_To be done_.
Write out everything from the entry containing "day-number: 11 (39, 399, 183, 417)" down to the entry containing "calendar-cell: 6Sunrise: 6:10", both included, as a JSON list of strings with one string per line.

>> begin Available data

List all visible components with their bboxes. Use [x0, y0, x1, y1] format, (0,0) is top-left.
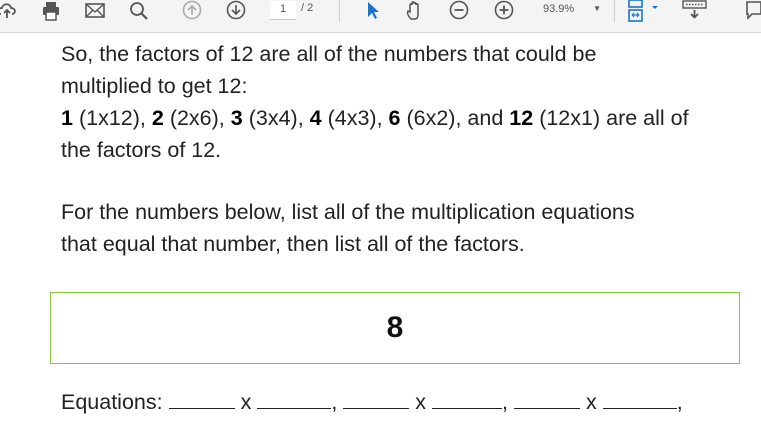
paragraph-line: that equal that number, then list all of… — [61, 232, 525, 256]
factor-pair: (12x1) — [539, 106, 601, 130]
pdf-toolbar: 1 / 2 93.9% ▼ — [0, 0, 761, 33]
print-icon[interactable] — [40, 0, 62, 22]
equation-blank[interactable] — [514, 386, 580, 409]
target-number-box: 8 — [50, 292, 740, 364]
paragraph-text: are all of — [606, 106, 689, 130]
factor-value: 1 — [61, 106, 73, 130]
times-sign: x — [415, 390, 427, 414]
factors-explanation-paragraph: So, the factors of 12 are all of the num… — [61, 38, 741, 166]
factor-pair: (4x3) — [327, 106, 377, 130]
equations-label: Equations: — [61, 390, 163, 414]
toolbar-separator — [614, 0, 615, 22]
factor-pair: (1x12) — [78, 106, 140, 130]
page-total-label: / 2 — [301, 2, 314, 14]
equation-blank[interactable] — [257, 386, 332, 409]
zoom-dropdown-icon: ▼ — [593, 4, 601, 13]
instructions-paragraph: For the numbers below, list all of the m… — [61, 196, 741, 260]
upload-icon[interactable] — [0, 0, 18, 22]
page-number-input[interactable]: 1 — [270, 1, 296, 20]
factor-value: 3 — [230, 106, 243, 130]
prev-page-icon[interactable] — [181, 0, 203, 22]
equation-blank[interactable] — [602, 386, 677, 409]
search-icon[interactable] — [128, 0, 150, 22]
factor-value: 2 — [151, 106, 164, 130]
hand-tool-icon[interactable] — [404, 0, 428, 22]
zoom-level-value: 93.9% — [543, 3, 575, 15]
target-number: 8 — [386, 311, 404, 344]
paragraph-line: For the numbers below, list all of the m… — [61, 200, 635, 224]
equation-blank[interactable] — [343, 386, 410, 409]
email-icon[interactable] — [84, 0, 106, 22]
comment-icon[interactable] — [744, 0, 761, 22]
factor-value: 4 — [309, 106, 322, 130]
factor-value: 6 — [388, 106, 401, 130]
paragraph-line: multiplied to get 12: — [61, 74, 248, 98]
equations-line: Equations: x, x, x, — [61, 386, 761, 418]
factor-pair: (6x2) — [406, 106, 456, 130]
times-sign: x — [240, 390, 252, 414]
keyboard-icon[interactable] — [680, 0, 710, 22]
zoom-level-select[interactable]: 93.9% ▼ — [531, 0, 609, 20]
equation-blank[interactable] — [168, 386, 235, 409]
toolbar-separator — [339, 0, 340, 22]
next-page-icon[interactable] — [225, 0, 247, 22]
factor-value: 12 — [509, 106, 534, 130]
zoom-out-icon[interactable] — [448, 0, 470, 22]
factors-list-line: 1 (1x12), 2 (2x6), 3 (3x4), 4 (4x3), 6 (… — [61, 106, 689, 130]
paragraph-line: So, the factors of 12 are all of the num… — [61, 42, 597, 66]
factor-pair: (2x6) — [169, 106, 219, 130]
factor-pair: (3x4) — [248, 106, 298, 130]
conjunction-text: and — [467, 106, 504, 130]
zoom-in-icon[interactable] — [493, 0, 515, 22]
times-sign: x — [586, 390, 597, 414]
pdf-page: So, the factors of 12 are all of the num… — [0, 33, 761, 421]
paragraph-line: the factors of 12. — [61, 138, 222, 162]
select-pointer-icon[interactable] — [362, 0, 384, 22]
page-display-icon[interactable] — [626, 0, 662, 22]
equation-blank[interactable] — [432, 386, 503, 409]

>> end Available data
>> begin Available data

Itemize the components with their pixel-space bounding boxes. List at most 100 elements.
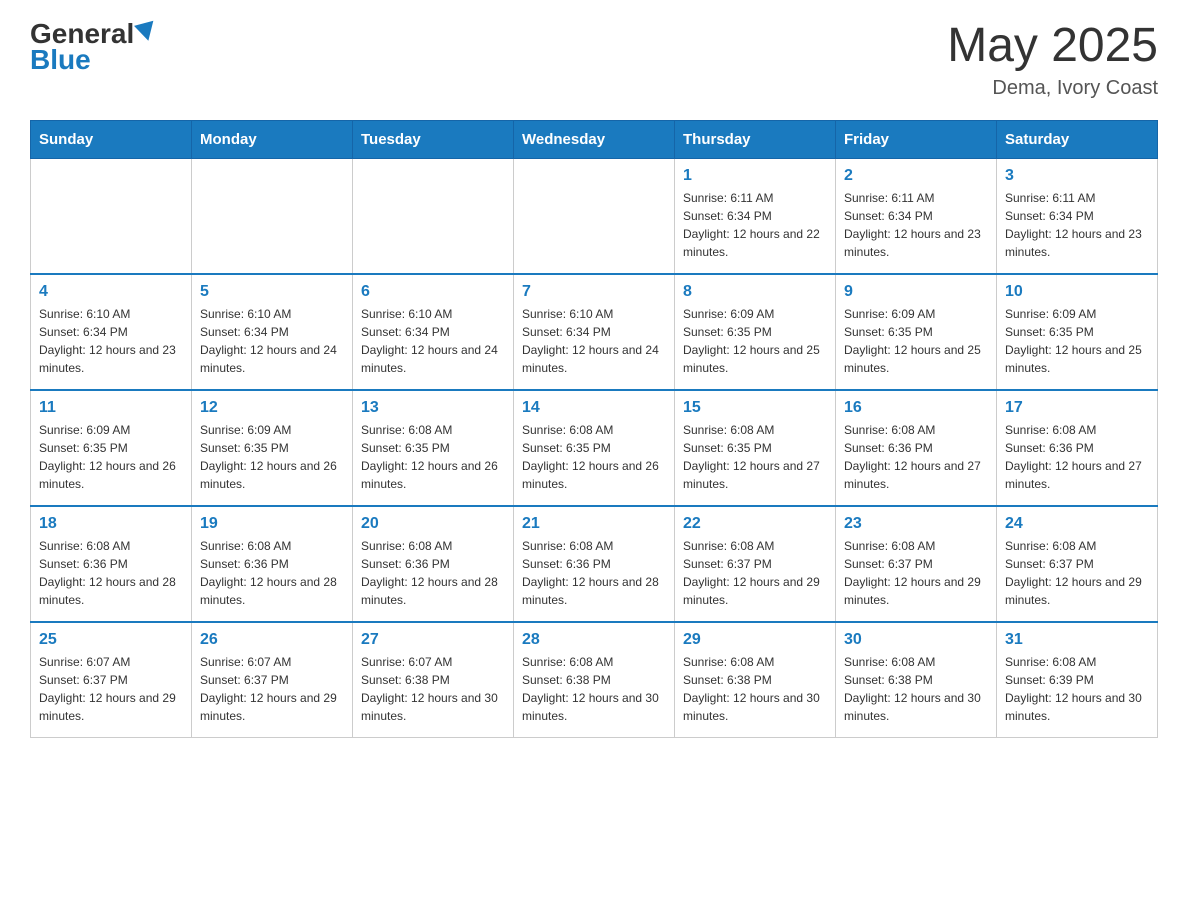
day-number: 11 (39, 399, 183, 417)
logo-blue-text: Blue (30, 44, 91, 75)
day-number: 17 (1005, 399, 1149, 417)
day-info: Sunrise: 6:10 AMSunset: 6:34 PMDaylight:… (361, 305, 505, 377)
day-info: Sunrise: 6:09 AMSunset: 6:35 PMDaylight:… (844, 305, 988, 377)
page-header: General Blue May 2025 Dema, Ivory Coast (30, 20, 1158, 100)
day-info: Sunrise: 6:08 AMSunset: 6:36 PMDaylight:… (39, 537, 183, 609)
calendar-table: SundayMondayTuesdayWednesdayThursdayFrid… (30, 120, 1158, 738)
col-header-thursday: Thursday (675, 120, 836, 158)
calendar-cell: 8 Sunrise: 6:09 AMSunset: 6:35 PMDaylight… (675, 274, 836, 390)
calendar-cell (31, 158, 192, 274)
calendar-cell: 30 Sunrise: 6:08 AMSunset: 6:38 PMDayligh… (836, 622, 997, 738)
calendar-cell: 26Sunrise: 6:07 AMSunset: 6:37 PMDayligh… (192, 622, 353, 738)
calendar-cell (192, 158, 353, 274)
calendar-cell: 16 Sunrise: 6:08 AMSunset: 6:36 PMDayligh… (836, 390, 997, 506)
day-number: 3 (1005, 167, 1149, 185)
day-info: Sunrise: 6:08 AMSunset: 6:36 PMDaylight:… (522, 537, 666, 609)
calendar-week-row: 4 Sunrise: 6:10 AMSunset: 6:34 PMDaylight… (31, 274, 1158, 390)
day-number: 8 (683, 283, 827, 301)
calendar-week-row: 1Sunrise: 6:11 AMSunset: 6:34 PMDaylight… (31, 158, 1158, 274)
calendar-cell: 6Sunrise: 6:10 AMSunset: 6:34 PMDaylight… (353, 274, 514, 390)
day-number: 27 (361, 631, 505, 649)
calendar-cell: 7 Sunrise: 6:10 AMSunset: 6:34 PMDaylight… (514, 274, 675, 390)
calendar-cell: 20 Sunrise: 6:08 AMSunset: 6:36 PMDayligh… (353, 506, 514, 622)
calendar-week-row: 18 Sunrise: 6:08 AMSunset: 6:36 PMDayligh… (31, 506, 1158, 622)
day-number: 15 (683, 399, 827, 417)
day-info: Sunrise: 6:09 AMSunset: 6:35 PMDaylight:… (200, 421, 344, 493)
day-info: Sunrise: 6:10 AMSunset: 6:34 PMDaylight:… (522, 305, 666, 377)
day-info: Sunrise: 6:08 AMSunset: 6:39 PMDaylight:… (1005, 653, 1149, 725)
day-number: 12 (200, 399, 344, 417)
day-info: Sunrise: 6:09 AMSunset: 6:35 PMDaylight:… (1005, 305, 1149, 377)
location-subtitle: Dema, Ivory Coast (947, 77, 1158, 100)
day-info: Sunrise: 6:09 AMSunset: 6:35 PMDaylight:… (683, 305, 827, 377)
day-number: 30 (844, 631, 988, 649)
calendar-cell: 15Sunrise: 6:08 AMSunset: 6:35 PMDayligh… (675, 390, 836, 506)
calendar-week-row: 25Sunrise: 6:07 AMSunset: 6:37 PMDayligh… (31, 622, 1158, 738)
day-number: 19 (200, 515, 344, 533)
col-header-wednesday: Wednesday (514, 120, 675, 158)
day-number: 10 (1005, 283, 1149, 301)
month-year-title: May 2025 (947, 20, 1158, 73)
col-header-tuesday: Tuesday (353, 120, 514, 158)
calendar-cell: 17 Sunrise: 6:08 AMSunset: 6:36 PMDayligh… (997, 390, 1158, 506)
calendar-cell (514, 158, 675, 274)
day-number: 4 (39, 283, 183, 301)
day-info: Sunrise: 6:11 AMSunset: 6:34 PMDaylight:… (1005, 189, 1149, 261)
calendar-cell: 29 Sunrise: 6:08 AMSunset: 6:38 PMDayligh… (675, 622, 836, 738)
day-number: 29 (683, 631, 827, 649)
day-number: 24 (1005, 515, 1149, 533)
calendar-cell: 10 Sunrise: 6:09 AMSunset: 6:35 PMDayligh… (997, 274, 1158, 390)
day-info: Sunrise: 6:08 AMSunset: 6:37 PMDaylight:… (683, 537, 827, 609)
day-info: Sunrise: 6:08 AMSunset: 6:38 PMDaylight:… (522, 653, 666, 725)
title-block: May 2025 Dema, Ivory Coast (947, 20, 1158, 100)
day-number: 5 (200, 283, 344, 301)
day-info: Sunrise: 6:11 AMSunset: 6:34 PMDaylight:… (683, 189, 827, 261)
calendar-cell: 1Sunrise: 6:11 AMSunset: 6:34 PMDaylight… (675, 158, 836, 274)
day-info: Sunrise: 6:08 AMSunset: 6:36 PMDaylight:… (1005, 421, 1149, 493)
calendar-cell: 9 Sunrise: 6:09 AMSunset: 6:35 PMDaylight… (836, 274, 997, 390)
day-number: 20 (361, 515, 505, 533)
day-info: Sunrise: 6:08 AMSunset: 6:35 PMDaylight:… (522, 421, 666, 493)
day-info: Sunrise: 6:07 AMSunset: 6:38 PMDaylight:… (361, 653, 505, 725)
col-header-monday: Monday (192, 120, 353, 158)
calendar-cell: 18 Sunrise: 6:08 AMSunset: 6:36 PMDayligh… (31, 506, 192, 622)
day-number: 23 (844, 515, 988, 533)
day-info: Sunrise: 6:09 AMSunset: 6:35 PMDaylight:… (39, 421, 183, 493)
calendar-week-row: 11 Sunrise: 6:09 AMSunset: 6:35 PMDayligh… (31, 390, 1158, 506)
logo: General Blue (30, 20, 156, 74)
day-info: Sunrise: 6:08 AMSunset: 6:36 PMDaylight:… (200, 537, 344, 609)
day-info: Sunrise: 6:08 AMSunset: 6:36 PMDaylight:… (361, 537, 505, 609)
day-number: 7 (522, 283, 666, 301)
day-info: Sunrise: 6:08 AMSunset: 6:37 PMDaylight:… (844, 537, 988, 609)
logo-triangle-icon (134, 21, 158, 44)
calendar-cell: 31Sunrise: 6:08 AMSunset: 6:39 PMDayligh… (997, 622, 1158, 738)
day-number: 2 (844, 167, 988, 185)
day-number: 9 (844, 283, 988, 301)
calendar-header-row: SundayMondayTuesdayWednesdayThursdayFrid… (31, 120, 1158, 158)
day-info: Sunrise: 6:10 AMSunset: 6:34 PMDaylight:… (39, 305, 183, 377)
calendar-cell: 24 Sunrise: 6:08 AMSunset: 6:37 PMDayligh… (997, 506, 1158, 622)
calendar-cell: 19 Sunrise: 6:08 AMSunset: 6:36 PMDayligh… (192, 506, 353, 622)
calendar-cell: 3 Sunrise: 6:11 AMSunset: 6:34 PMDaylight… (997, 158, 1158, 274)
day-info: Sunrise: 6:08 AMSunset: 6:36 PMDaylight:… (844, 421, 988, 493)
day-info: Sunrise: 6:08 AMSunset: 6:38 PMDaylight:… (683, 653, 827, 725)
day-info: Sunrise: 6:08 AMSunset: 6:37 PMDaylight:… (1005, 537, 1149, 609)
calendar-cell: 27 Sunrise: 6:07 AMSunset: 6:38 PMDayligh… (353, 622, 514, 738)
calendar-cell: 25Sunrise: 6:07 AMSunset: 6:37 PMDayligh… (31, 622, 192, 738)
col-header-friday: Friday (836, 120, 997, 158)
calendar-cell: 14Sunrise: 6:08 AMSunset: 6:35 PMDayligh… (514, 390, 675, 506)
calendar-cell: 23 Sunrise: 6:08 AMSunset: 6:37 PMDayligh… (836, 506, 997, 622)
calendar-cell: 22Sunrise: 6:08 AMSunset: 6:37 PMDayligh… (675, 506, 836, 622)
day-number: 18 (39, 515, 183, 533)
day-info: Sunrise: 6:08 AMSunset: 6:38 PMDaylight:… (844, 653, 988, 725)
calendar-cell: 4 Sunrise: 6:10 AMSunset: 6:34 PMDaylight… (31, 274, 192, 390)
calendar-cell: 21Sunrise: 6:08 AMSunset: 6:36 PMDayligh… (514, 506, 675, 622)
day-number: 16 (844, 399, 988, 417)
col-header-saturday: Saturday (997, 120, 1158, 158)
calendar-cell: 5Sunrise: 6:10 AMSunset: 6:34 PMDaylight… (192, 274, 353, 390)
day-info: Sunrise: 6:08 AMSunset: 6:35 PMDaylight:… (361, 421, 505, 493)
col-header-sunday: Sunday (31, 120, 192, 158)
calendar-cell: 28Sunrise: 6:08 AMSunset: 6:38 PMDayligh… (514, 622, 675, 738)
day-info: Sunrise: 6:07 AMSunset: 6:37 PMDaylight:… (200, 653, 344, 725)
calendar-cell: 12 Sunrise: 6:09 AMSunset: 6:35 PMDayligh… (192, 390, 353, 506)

>> end Available data
>> begin Available data

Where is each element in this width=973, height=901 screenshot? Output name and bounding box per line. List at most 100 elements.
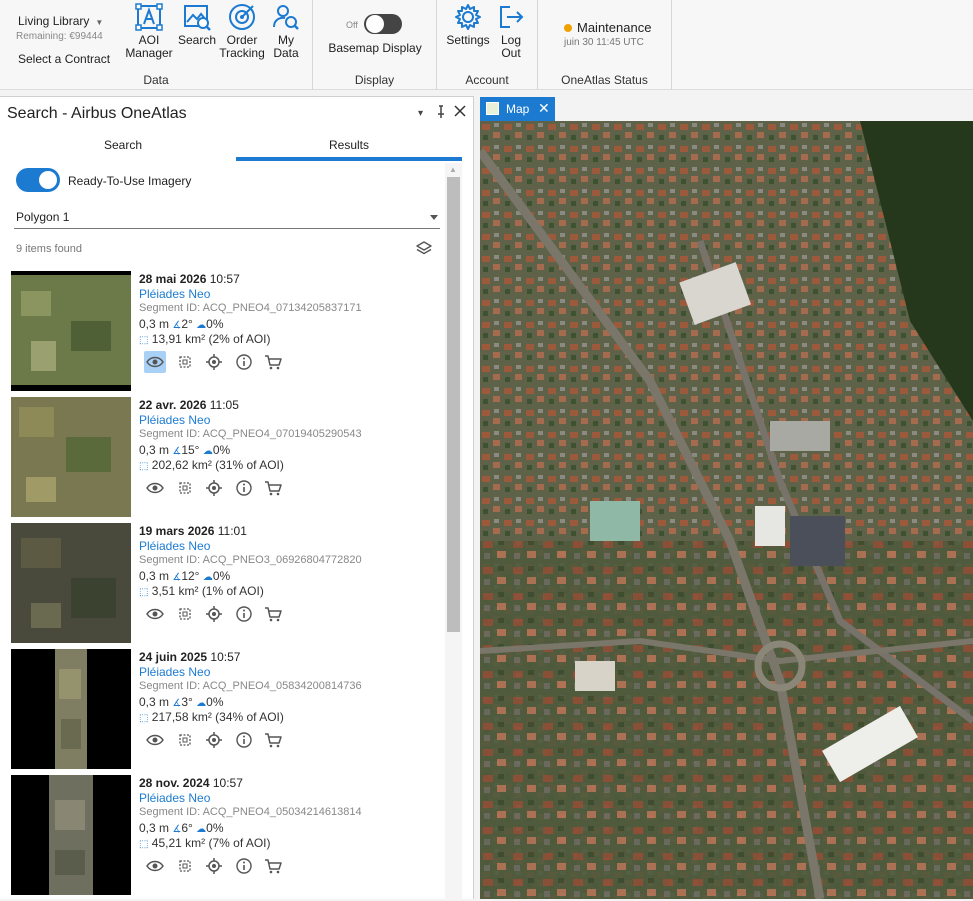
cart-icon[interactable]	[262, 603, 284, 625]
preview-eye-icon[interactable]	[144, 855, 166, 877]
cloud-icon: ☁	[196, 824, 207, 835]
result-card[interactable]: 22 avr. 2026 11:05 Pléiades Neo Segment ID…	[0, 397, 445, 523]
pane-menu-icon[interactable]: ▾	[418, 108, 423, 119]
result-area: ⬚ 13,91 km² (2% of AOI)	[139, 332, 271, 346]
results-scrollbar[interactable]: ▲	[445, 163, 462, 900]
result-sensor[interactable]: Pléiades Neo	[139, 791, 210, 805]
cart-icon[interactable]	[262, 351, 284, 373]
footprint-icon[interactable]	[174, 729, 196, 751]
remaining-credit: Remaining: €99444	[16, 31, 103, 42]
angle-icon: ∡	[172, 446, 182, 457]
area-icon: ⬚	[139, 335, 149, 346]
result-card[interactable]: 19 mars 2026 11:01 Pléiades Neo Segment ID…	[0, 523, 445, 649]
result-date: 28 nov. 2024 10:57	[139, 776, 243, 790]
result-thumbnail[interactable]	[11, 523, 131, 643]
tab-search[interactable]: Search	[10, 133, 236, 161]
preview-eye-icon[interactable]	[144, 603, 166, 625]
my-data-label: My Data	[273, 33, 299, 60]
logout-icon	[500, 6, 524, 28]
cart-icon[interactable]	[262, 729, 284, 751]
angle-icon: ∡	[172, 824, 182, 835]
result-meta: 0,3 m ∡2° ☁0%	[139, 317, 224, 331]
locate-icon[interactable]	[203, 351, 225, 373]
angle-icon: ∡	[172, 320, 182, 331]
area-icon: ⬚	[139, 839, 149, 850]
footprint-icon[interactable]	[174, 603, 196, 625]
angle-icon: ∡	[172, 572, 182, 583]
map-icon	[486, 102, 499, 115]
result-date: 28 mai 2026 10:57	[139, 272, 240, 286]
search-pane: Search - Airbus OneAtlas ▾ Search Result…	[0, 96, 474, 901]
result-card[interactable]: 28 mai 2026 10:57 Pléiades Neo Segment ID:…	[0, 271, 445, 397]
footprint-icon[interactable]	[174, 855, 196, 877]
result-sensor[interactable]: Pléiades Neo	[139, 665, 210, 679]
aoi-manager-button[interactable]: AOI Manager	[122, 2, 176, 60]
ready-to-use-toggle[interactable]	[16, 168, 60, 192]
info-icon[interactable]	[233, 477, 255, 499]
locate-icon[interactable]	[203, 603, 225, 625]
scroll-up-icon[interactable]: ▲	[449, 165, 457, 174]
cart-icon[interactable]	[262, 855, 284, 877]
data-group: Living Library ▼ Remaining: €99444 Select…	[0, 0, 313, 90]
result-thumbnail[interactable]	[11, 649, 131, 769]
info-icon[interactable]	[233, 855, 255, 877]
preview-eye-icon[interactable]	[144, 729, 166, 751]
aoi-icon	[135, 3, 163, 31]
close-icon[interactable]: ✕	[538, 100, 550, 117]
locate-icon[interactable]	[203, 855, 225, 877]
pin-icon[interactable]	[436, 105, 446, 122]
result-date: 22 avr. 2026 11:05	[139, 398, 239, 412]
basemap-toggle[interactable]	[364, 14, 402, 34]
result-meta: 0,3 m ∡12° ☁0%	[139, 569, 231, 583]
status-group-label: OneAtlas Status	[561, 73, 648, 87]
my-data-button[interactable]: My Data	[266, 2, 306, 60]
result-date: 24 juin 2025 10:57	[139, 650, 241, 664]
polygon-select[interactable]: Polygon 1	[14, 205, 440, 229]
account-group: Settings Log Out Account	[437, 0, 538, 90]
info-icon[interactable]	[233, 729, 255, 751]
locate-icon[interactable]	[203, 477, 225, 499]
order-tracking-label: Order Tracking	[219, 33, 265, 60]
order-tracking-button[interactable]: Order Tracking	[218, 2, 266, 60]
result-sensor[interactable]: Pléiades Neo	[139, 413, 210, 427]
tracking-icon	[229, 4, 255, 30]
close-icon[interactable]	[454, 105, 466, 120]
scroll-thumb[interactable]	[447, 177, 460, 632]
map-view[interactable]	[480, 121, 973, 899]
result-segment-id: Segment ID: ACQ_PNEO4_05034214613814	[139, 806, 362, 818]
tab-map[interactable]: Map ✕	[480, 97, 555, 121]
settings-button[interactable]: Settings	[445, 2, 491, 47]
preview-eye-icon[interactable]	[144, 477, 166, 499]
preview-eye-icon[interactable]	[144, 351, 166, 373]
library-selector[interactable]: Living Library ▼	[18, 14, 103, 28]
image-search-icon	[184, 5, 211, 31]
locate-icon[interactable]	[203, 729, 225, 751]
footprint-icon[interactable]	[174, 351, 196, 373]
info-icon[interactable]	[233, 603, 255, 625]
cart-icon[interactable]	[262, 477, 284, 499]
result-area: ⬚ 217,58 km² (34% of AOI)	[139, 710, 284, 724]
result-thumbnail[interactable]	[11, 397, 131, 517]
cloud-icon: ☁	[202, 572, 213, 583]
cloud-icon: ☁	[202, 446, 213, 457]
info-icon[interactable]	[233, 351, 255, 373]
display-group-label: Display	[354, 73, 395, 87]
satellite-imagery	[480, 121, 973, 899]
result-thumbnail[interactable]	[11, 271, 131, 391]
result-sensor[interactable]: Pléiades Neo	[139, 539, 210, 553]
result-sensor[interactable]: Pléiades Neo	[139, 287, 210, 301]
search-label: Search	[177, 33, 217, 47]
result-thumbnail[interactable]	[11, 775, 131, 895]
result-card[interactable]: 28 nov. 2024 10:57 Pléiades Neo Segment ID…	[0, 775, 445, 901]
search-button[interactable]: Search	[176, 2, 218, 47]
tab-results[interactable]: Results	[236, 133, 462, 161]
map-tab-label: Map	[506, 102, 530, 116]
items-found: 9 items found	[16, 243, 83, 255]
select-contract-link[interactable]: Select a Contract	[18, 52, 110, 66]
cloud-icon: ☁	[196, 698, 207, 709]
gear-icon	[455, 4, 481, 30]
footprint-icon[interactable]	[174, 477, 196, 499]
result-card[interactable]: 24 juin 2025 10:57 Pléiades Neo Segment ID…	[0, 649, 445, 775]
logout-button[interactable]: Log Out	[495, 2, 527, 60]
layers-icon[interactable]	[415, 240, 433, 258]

>> end Available data

_Solved problem_.
[
  "day-number: 11 (39, 399, 183, 417)",
  "logo-blue-text: Blue (30, 44, 91, 75)",
  "day-number: 17 (1005, 399, 1149, 417)",
  "day-info: Sunrise: 6:10 AMSunset: 6:34 PMDaylight:… (361, 305, 505, 377)",
  "day-info: Sunrise: 6:09 AMSunset: 6:35 PMDaylight:… (844, 305, 988, 377)",
  "page-header: General Blue May 2025 Dema, Ivory Coast (30, 20, 1158, 100)",
  "day-info: Sunrise: 6:08 AMSunset: 6:36 PMDaylight:… (39, 537, 183, 609)",
  "calendar-table: SundayMondayTuesdayWednesdayThursdayFrid… (30, 120, 1158, 738)",
  "col-header-thursday: Thursday (675, 120, 836, 158)",
  "calendar-cell: 8 Sunrise: 6:09 AMSunset: 6:35 PMDaylight… (675, 274, 836, 390)",
  "calendar-cell (31, 158, 192, 274)",
  "calendar-cell: 30 Sunrise: 6:08 AMSunset: 6:38 PMDayligh… (836, 622, 997, 738)",
  "calendar-cell: 26Sunrise: 6:07 AMSunset: 6:37 PMDayligh… (192, 622, 353, 738)",
  "calendar-cell (192, 158, 353, 274)",
  "calendar-cell: 16 Sunrise: 6:08 AMSunset: 6:36 PMDayligh… (836, 390, 997, 506)",
  "day-number: 3 (1005, 167, 1149, 185)",
  "day-info: Sunrise: 6:08 AMSunset: 6:36 PMDaylight:… (522, 537, 666, 609)",
  "calendar-week-row: 4 Sunrise: 6:10 AMSunset: 6:34 PMDaylight… (31, 274, 1158, 390)",
  "day-number: 8 (683, 283, 827, 301)",
  "calendar-week-row: 1Sunrise: 6:11 AMSunset: 6:34 PMDaylight… (31, 158, 1158, 274)",
  "calendar-cell: 6Sunrise: 6:10 AMSunset: 6:34 PMDaylight… (353, 274, 514, 390)"
]